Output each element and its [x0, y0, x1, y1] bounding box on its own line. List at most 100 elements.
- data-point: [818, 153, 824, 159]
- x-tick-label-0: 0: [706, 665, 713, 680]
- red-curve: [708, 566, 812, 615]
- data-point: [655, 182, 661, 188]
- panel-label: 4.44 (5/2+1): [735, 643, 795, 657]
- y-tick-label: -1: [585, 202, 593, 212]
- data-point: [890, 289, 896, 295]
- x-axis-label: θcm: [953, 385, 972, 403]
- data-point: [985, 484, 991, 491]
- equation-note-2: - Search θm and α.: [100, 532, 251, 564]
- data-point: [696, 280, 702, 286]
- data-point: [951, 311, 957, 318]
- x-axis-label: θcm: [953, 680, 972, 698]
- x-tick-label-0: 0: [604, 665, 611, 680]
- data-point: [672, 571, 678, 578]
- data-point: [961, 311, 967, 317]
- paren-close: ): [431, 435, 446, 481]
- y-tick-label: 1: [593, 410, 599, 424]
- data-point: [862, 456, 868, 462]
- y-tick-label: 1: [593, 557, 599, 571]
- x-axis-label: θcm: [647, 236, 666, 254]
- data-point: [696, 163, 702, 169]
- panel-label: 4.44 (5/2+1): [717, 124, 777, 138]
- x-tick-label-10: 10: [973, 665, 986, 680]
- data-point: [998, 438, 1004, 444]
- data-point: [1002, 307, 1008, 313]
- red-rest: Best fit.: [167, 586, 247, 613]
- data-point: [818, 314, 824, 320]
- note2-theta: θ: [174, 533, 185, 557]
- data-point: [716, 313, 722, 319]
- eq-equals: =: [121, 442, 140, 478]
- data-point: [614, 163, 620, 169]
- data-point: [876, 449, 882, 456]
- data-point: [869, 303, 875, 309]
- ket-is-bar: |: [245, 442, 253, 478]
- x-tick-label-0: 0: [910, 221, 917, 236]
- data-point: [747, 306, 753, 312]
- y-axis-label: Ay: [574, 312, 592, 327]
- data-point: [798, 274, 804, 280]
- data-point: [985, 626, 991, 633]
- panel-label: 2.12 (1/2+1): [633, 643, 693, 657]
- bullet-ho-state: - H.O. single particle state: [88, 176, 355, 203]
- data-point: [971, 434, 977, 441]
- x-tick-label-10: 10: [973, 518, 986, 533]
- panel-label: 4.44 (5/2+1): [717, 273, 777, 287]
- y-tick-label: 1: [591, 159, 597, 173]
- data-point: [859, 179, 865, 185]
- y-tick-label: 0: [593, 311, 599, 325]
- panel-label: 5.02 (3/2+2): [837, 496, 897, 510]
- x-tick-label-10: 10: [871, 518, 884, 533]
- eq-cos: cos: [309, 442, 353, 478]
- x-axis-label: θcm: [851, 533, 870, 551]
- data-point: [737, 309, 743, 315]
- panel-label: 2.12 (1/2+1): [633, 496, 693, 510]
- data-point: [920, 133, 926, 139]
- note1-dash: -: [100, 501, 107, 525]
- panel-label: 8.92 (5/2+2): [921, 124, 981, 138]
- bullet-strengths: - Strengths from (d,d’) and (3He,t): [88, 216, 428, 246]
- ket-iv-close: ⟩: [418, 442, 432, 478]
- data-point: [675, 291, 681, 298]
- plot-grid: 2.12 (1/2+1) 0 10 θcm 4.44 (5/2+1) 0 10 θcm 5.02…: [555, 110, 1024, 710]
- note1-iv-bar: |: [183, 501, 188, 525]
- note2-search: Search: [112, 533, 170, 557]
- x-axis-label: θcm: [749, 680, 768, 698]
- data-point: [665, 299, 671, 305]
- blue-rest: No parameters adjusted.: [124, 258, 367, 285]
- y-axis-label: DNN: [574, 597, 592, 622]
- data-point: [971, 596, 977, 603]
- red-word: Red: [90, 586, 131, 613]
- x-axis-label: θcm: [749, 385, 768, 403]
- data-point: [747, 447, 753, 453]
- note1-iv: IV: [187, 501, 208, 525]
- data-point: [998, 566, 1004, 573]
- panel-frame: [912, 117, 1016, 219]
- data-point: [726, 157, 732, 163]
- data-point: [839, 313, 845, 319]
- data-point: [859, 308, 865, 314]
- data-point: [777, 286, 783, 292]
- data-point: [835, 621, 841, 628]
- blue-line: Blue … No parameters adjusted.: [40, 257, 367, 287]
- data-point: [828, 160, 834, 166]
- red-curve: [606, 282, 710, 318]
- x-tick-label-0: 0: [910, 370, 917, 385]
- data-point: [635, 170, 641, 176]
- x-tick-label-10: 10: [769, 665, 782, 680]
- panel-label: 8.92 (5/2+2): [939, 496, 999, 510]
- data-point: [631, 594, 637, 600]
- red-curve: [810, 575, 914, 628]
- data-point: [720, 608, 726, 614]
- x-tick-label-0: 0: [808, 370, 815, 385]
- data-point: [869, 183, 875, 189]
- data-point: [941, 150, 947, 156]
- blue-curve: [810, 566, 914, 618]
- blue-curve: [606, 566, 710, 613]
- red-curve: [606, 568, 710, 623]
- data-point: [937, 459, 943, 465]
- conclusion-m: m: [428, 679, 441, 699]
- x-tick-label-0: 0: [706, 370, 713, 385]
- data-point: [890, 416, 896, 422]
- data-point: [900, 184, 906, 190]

· · ·

Task instructions: Copy every entry above line for line, keeping every character the same.

Full output:
Output each element and its [x0, y0, x1, y1] bounding box on its own line. List at most 100 elements.
- data-point: [818, 153, 824, 159]
- x-tick-label-0: 0: [706, 665, 713, 680]
- red-curve: [708, 566, 812, 615]
- data-point: [655, 182, 661, 188]
- panel-label: 4.44 (5/2+1): [735, 643, 795, 657]
- y-tick-label: -1: [585, 202, 593, 212]
- data-point: [890, 289, 896, 295]
- x-axis-label: θcm: [953, 385, 972, 403]
- data-point: [985, 484, 991, 491]
- equation-note-2: - Search θm and α.: [100, 532, 251, 564]
- data-point: [696, 280, 702, 286]
- data-point: [951, 311, 957, 318]
- x-axis-label: θcm: [953, 680, 972, 698]
- x-tick-label-0: 0: [604, 665, 611, 680]
- data-point: [672, 571, 678, 578]
- data-point: [961, 311, 967, 317]
- paren-close: ): [431, 435, 446, 481]
- y-tick-label: 1: [593, 410, 599, 424]
- data-point: [862, 456, 868, 462]
- y-tick-label: 1: [593, 557, 599, 571]
- x-axis-label: θcm: [647, 236, 666, 254]
- data-point: [696, 163, 702, 169]
- panel-label: 4.44 (5/2+1): [717, 124, 777, 138]
- x-tick-label-10: 10: [973, 665, 986, 680]
- data-point: [998, 438, 1004, 444]
- data-point: [1002, 307, 1008, 313]
- red-rest: Best fit.: [167, 586, 247, 613]
- data-point: [818, 314, 824, 320]
- note2-theta: θ: [174, 533, 185, 557]
- data-point: [716, 313, 722, 319]
- eq-equals: =: [121, 442, 140, 478]
- data-point: [614, 163, 620, 169]
- data-point: [876, 449, 882, 456]
- data-point: [869, 303, 875, 309]
- ket-is-bar: |: [245, 442, 253, 478]
- x-tick-label-0: 0: [910, 221, 917, 236]
- data-point: [747, 306, 753, 312]
- y-axis-label: Ay: [574, 312, 592, 327]
- data-point: [798, 274, 804, 280]
- data-point: [985, 626, 991, 633]
- panel-label: 2.12 (1/2+1): [633, 643, 693, 657]
- bullet-ho-state: - H.O. single particle state: [88, 176, 355, 203]
- data-point: [971, 434, 977, 441]
- x-tick-label-10: 10: [973, 518, 986, 533]
- panel-label: 4.44 (5/2+1): [717, 273, 777, 287]
- y-tick-label: 1: [591, 159, 597, 173]
- data-point: [859, 179, 865, 185]
- y-tick-label: 0: [593, 311, 599, 325]
- panel-label: 5.02 (3/2+2): [837, 496, 897, 510]
- x-tick-label-10: 10: [871, 518, 884, 533]
- eq-cos: cos: [309, 442, 353, 478]
- x-axis-label: θcm: [851, 533, 870, 551]
- data-point: [737, 309, 743, 315]
- panel-label: 2.12 (1/2+1): [633, 496, 693, 510]
- data-point: [920, 133, 926, 139]
- note1-dash: -: [100, 501, 107, 525]
- panel-label: 8.92 (5/2+2): [921, 124, 981, 138]
- bullet-strengths: - Strengths from (d,d’) and (3He,t): [88, 216, 428, 246]
- ket-iv-close: ⟩: [418, 442, 432, 478]
- data-point: [675, 291, 681, 298]
- plot-grid: 2.12 (1/2+1) 0 10 θcm 4.44 (5/2+1) 0 10 θcm 5.02…: [555, 110, 1024, 710]
- note1-iv-bar: |: [183, 501, 188, 525]
- note2-search: Search: [112, 533, 170, 557]
- x-axis-label: θcm: [749, 680, 768, 698]
- data-point: [665, 299, 671, 305]
- blue-rest: No parameters adjusted.: [124, 258, 367, 285]
- y-axis-label: DNN: [574, 597, 592, 622]
- data-point: [971, 596, 977, 603]
- red-word: Red: [90, 586, 131, 613]
- x-axis-label: θcm: [749, 385, 768, 403]
- data-point: [747, 447, 753, 453]
- note1-iv: IV: [187, 501, 208, 525]
- data-point: [998, 566, 1004, 573]
- panel-frame: [912, 117, 1016, 219]
- data-point: [726, 157, 732, 163]
- data-point: [839, 313, 845, 319]
- data-point: [859, 308, 865, 314]
- data-point: [777, 286, 783, 292]
- data-point: [835, 621, 841, 628]
- blue-line: Blue … No parameters adjusted.: [40, 257, 367, 287]
- data-point: [828, 160, 834, 166]
- red-curve: [606, 282, 710, 318]
- x-tick-label-0: 0: [910, 370, 917, 385]
- data-point: [635, 170, 641, 176]
- x-tick-label-10: 10: [769, 665, 782, 680]
- panel-label: 8.92 (5/2+2): [939, 496, 999, 510]
- data-point: [631, 594, 637, 600]
- red-curve: [810, 575, 914, 628]
- data-point: [720, 608, 726, 614]
- x-tick-label-0: 0: [808, 370, 815, 385]
- data-point: [869, 183, 875, 189]
- data-point: [941, 150, 947, 156]
- blue-curve: [810, 566, 914, 618]
- blue-curve: [606, 566, 710, 613]
- red-curve: [606, 568, 710, 623]
- data-point: [937, 459, 943, 465]
- conclusion-m: m: [428, 679, 441, 699]
- x-tick-label-0: 0: [706, 370, 713, 385]
- data-point: [890, 416, 896, 422]
- data-point: [900, 184, 906, 190]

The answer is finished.